** Supplied data **

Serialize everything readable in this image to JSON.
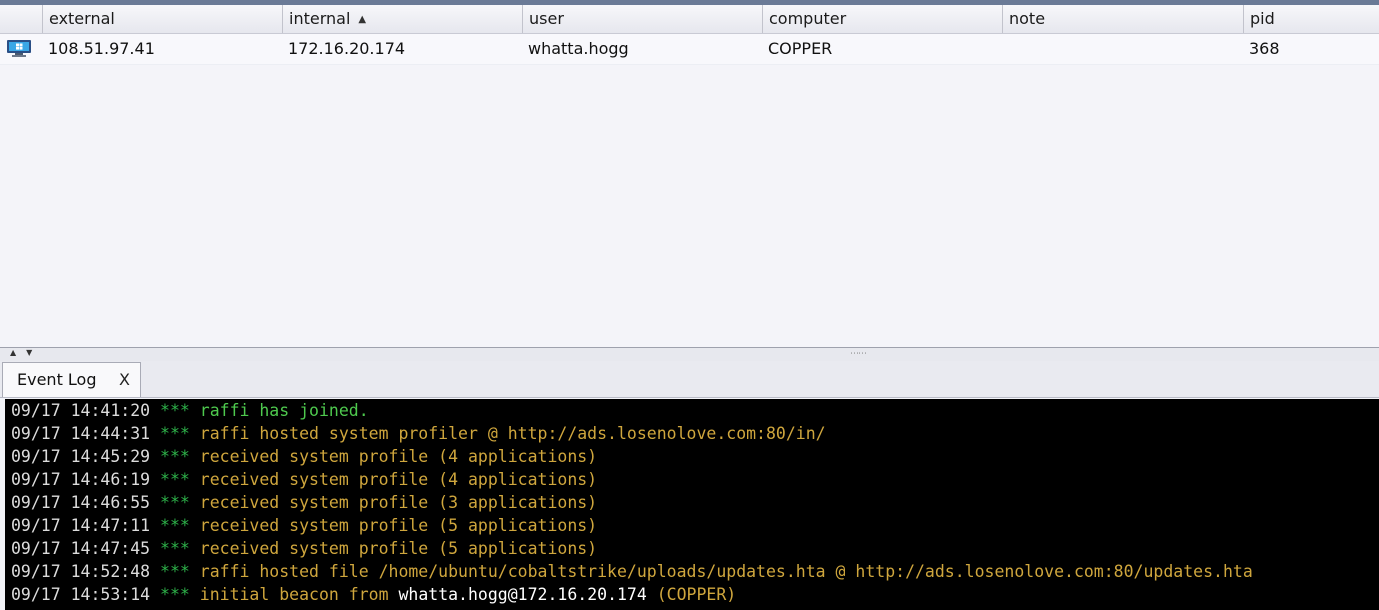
{
  "table": {
    "columns": [
      {
        "label": "external"
      },
      {
        "label": "internal",
        "sort": "▲"
      },
      {
        "label": "user"
      },
      {
        "label": "computer"
      },
      {
        "label": "note"
      },
      {
        "label": "pid"
      }
    ],
    "rows": [
      {
        "icon": "windows-monitor-icon",
        "external": "108.51.97.41",
        "internal": "172.16.20.174",
        "user": "whatta.hogg",
        "computer": "COPPER",
        "note": "",
        "pid": "368"
      }
    ]
  },
  "tabs": [
    {
      "label": "Event Log",
      "close": "X"
    }
  ],
  "event_log": [
    {
      "time": "09/17 14:41:20",
      "stars": "***",
      "msg": "raffi has joined.",
      "style": "green"
    },
    {
      "time": "09/17 14:44:31",
      "stars": "***",
      "msg": "raffi hosted system profiler @ http://ads.losenolove.com:80/in/",
      "style": "amber"
    },
    {
      "time": "09/17 14:45:29",
      "stars": "***",
      "msg": "received system profile (4 applications)",
      "style": "amber"
    },
    {
      "time": "09/17 14:46:19",
      "stars": "***",
      "msg": "received system profile (4 applications)",
      "style": "amber"
    },
    {
      "time": "09/17 14:46:55",
      "stars": "***",
      "msg": "received system profile (3 applications)",
      "style": "amber"
    },
    {
      "time": "09/17 14:47:11",
      "stars": "***",
      "msg": "received system profile (5 applications)",
      "style": "amber"
    },
    {
      "time": "09/17 14:47:45",
      "stars": "***",
      "msg": "received system profile (5 applications)",
      "style": "amber"
    },
    {
      "time": "09/17 14:52:48",
      "stars": "***",
      "msg": "raffi hosted file /home/ubuntu/cobaltstrike/uploads/updates.hta @ http://ads.losenolove.com:80/updates.hta",
      "style": "amber"
    },
    {
      "time": "09/17 14:53:14",
      "stars": "***",
      "msg_pre": "initial beacon from ",
      "msg_hl": "whatta.hogg@172.16.20.174",
      "msg_post": " (COPPER)",
      "style": "amber"
    }
  ],
  "colors": {
    "console_bg": "#000000",
    "timestamp": "#dcdcdc",
    "stars": "#2eb34a",
    "join_msg": "#4ec94e",
    "event_msg": "#cfa63d",
    "highlight": "#ffffff"
  }
}
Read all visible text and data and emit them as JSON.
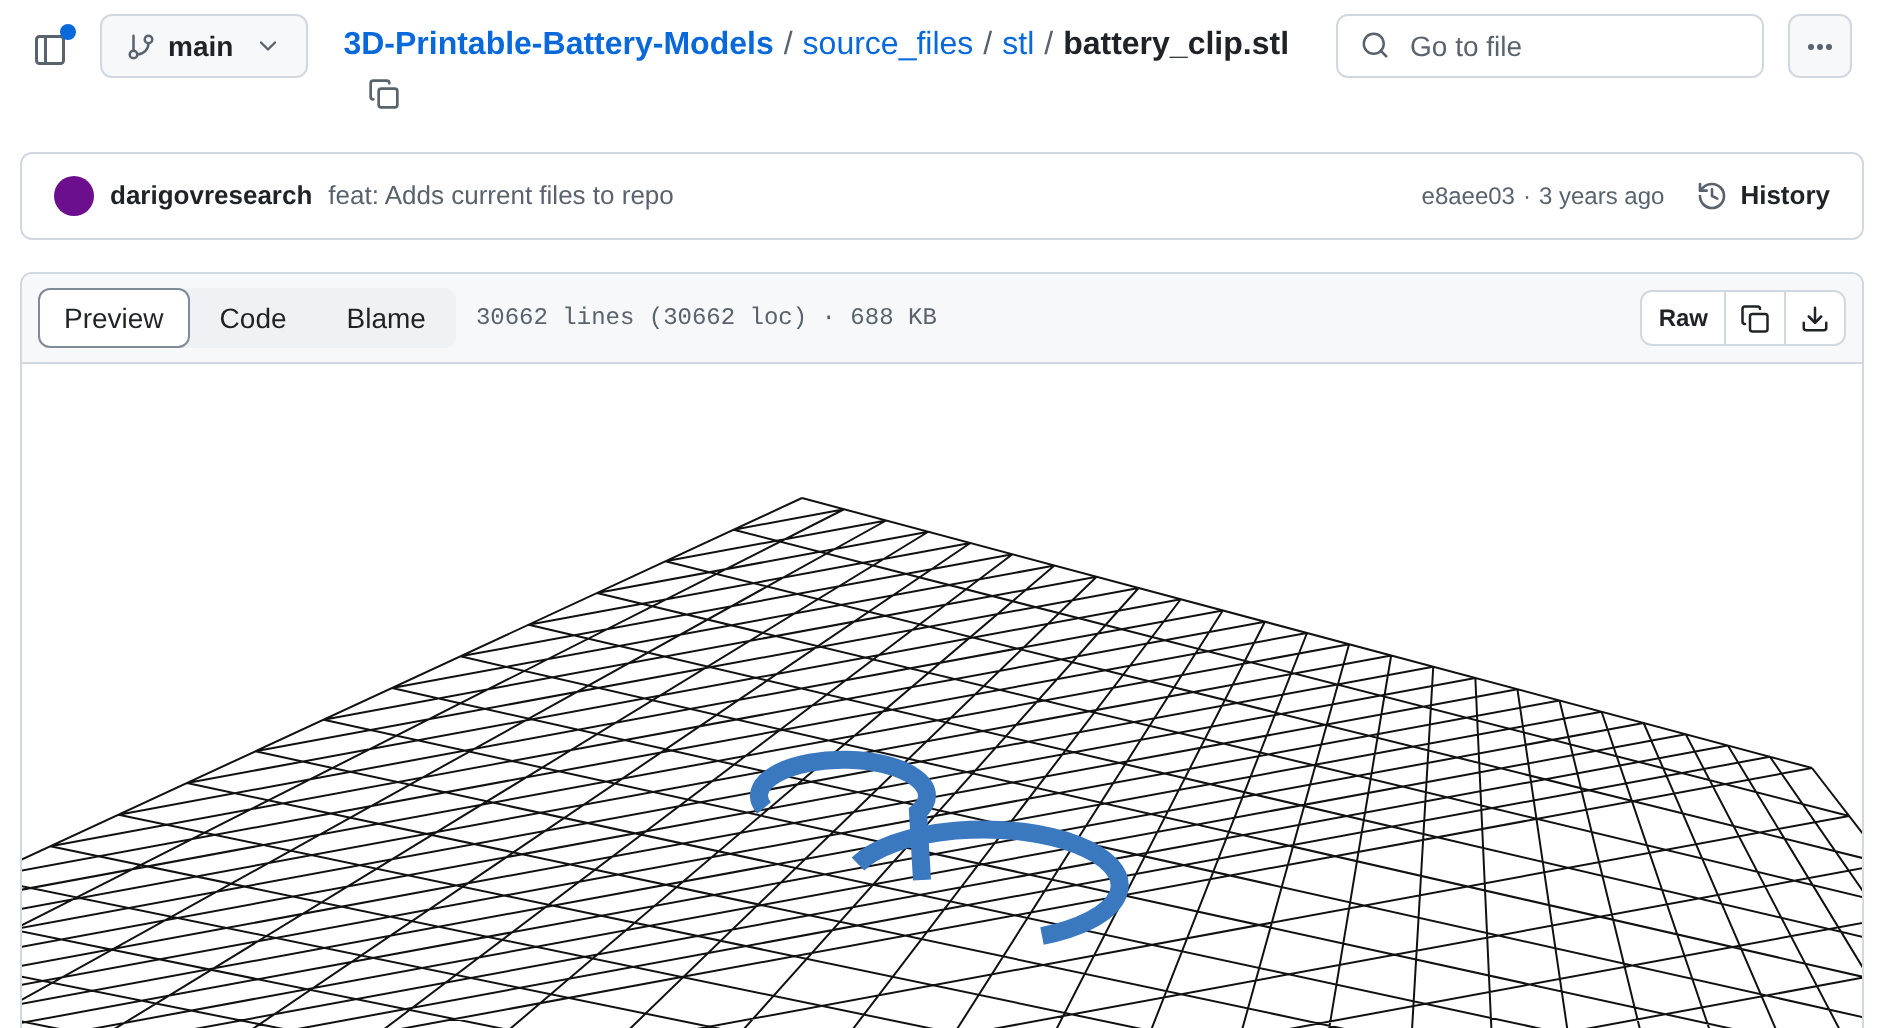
{
  "header": {
    "branch": "main",
    "breadcrumb": [
      {
        "label": "3D-Printable-Battery-Models",
        "kind": "repo"
      },
      {
        "separator": "/",
        "label": "source_files",
        "kind": "folder"
      },
      {
        "separator": "/",
        "label": "stl",
        "kind": "folder"
      },
      {
        "separator": "/",
        "label": "battery_clip.stl",
        "kind": "file"
      }
    ],
    "search": {
      "placeholder": "Go to file"
    }
  },
  "commit": {
    "author": "darigovresearch",
    "message": "feat: Adds current files to repo",
    "sha": "e8aee03",
    "separator": "·",
    "age": "3 years ago",
    "history": "History"
  },
  "file": {
    "tabs": [
      {
        "label": "Preview",
        "selected": true
      },
      {
        "label": "Code",
        "selected": false
      },
      {
        "label": "Blame",
        "selected": false
      }
    ],
    "info": "30662 lines (30662 loc) · 688 KB",
    "raw": "Raw"
  }
}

** What is being asked **
Excluding the pictures, reproduce every entry exactly as given.

** Response to the exercise **
Serialize everything readable in this image to JSON.
{
  "table": {
    "columns": [
      {
        "label": "external"
      },
      {
        "label": "internal",
        "sort": "▲"
      },
      {
        "label": "user"
      },
      {
        "label": "computer"
      },
      {
        "label": "note"
      },
      {
        "label": "pid"
      }
    ],
    "rows": [
      {
        "icon": "windows-monitor-icon",
        "external": "108.51.97.41",
        "internal": "172.16.20.174",
        "user": "whatta.hogg",
        "computer": "COPPER",
        "note": "",
        "pid": "368"
      }
    ]
  },
  "tabs": [
    {
      "label": "Event Log",
      "close": "X"
    }
  ],
  "event_log": [
    {
      "time": "09/17 14:41:20",
      "stars": "***",
      "msg": "raffi has joined.",
      "style": "green"
    },
    {
      "time": "09/17 14:44:31",
      "stars": "***",
      "msg": "raffi hosted system profiler @ http://ads.losenolove.com:80/in/",
      "style": "amber"
    },
    {
      "time": "09/17 14:45:29",
      "stars": "***",
      "msg": "received system profile (4 applications)",
      "style": "amber"
    },
    {
      "time": "09/17 14:46:19",
      "stars": "***",
      "msg": "received system profile (4 applications)",
      "style": "amber"
    },
    {
      "time": "09/17 14:46:55",
      "stars": "***",
      "msg": "received system profile (3 applications)",
      "style": "amber"
    },
    {
      "time": "09/17 14:47:11",
      "stars": "***",
      "msg": "received system profile (5 applications)",
      "style": "amber"
    },
    {
      "time": "09/17 14:47:45",
      "stars": "***",
      "msg": "received system profile (5 applications)",
      "style": "amber"
    },
    {
      "time": "09/17 14:52:48",
      "stars": "***",
      "msg": "raffi hosted file /home/ubuntu/cobaltstrike/uploads/updates.hta @ http://ads.losenolove.com:80/updates.hta",
      "style": "amber"
    },
    {
      "time": "09/17 14:53:14",
      "stars": "***",
      "msg_pre": "initial beacon from ",
      "msg_hl": "whatta.hogg@172.16.20.174",
      "msg_post": " (COPPER)",
      "style": "amber"
    }
  ],
  "colors": {
    "console_bg": "#000000",
    "timestamp": "#dcdcdc",
    "stars": "#2eb34a",
    "join_msg": "#4ec94e",
    "event_msg": "#cfa63d",
    "highlight": "#ffffff"
  }
}
Read all visible text and data and emit them as JSON.
{
  "header": {
    "branch": "main",
    "breadcrumb": [
      {
        "label": "3D-Printable-Battery-Models",
        "kind": "repo"
      },
      {
        "separator": "/",
        "label": "source_files",
        "kind": "folder"
      },
      {
        "separator": "/",
        "label": "stl",
        "kind": "folder"
      },
      {
        "separator": "/",
        "label": "battery_clip.stl",
        "kind": "file"
      }
    ],
    "search": {
      "placeholder": "Go to file"
    }
  },
  "commit": {
    "author": "darigovresearch",
    "message": "feat: Adds current files to repo",
    "sha": "e8aee03",
    "separator": "·",
    "age": "3 years ago",
    "history": "History"
  },
  "file": {
    "tabs": [
      {
        "label": "Preview",
        "selected": true
      },
      {
        "label": "Code",
        "selected": false
      },
      {
        "label": "Blame",
        "selected": false
      }
    ],
    "info": "30662 lines (30662 loc) · 688 KB",
    "raw": "Raw"
  }
}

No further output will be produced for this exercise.